▸ What you are asked to do
Each record is to be printed again precisely as it reads.

○ ○ ○

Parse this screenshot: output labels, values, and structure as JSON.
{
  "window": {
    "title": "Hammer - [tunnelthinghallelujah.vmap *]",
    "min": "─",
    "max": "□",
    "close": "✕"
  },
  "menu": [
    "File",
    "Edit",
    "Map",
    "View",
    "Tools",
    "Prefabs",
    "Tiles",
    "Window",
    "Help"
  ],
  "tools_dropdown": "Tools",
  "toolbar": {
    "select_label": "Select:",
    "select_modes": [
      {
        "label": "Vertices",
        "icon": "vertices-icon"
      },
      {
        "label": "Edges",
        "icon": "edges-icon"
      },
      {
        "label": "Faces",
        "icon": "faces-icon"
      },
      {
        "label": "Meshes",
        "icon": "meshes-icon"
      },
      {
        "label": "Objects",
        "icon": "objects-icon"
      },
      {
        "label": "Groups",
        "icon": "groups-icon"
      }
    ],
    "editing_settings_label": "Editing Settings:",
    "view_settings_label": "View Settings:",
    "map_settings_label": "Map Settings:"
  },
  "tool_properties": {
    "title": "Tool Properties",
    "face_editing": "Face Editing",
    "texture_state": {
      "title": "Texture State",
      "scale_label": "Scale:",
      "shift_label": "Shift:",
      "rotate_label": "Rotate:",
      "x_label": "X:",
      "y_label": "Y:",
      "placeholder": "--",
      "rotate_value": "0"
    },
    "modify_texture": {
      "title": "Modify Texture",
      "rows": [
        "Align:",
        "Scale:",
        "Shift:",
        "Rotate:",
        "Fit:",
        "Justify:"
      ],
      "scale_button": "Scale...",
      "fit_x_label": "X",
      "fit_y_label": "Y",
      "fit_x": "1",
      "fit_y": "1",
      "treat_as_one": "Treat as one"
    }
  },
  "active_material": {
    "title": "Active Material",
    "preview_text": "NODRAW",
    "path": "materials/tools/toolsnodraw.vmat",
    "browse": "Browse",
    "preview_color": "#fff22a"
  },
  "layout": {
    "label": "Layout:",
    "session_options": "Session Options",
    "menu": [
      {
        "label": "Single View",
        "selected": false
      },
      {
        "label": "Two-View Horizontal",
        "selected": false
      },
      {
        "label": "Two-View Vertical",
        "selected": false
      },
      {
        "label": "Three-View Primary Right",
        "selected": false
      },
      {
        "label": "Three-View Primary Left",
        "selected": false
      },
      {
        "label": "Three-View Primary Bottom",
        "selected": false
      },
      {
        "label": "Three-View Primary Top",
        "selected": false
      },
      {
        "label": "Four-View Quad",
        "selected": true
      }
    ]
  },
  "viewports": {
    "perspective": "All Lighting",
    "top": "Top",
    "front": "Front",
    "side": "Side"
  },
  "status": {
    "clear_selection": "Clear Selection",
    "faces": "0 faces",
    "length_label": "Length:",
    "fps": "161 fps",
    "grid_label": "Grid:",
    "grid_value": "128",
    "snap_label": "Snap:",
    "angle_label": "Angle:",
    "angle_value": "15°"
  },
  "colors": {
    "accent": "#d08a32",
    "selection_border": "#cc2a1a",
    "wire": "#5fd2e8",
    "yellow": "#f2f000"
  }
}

○ ○ ○

▸ Task output
Parse this screenshot: output labels, values, and structure as JSON.
{
  "window": {
    "title": "Hammer - [tunnelthinghallelujah.vmap *]",
    "min": "─",
    "max": "□",
    "close": "✕"
  },
  "menu": [
    "File",
    "Edit",
    "Map",
    "View",
    "Tools",
    "Prefabs",
    "Tiles",
    "Window",
    "Help"
  ],
  "tools_dropdown": "Tools",
  "toolbar": {
    "select_label": "Select:",
    "select_modes": [
      {
        "label": "Vertices",
        "icon": "vertices-icon"
      },
      {
        "label": "Edges",
        "icon": "edges-icon"
      },
      {
        "label": "Faces",
        "icon": "faces-icon"
      },
      {
        "label": "Meshes",
        "icon": "meshes-icon"
      },
      {
        "label": "Objects",
        "icon": "objects-icon"
      },
      {
        "label": "Groups",
        "icon": "groups-icon"
      }
    ],
    "editing_settings_label": "Editing Settings:",
    "view_settings_label": "View Settings:",
    "map_settings_label": "Map Settings:"
  },
  "tool_properties": {
    "title": "Tool Properties",
    "face_editing": "Face Editing",
    "texture_state": {
      "title": "Texture State",
      "scale_label": "Scale:",
      "shift_label": "Shift:",
      "rotate_label": "Rotate:",
      "x_label": "X:",
      "y_label": "Y:",
      "placeholder": "--",
      "rotate_value": "0"
    },
    "modify_texture": {
      "title": "Modify Texture",
      "rows": [
        "Align:",
        "Scale:",
        "Shift:",
        "Rotate:",
        "Fit:",
        "Justify:"
      ],
      "scale_button": "Scale...",
      "fit_x_label": "X",
      "fit_y_label": "Y",
      "fit_x": "1",
      "fit_y": "1",
      "treat_as_one": "Treat as one"
    }
  },
  "active_material": {
    "title": "Active Material",
    "preview_text": "NODRAW",
    "path": "materials/tools/toolsnodraw.vmat",
    "browse": "Browse",
    "preview_color": "#fff22a"
  },
  "layout": {
    "label": "Layout:",
    "session_options": "Session Options",
    "menu": [
      {
        "label": "Single View",
        "selected": false
      },
      {
        "label": "Two-View Horizontal",
        "selected": false
      },
      {
        "label": "Two-View Vertical",
        "selected": false
      },
      {
        "label": "Three-View Primary Right",
        "selected": false
      },
      {
        "label": "Three-View Primary Left",
        "selected": false
      },
      {
        "label": "Three-View Primary Bottom",
        "selected": false
      },
      {
        "label": "Three-View Primary Top",
        "selected": false
      },
      {
        "label": "Four-View Quad",
        "selected": true
      }
    ]
  },
  "viewports": {
    "perspective": "All Lighting",
    "top": "Top",
    "front": "Front",
    "side": "Side"
  },
  "status": {
    "clear_selection": "Clear Selection",
    "faces": "0 faces",
    "length_label": "Length:",
    "fps": "161 fps",
    "grid_label": "Grid:",
    "grid_value": "128",
    "snap_label": "Snap:",
    "angle_label": "Angle:",
    "angle_value": "15°"
  },
  "colors": {
    "accent": "#d08a32",
    "selection_border": "#cc2a1a",
    "wire": "#5fd2e8",
    "yellow": "#f2f000"
  }
}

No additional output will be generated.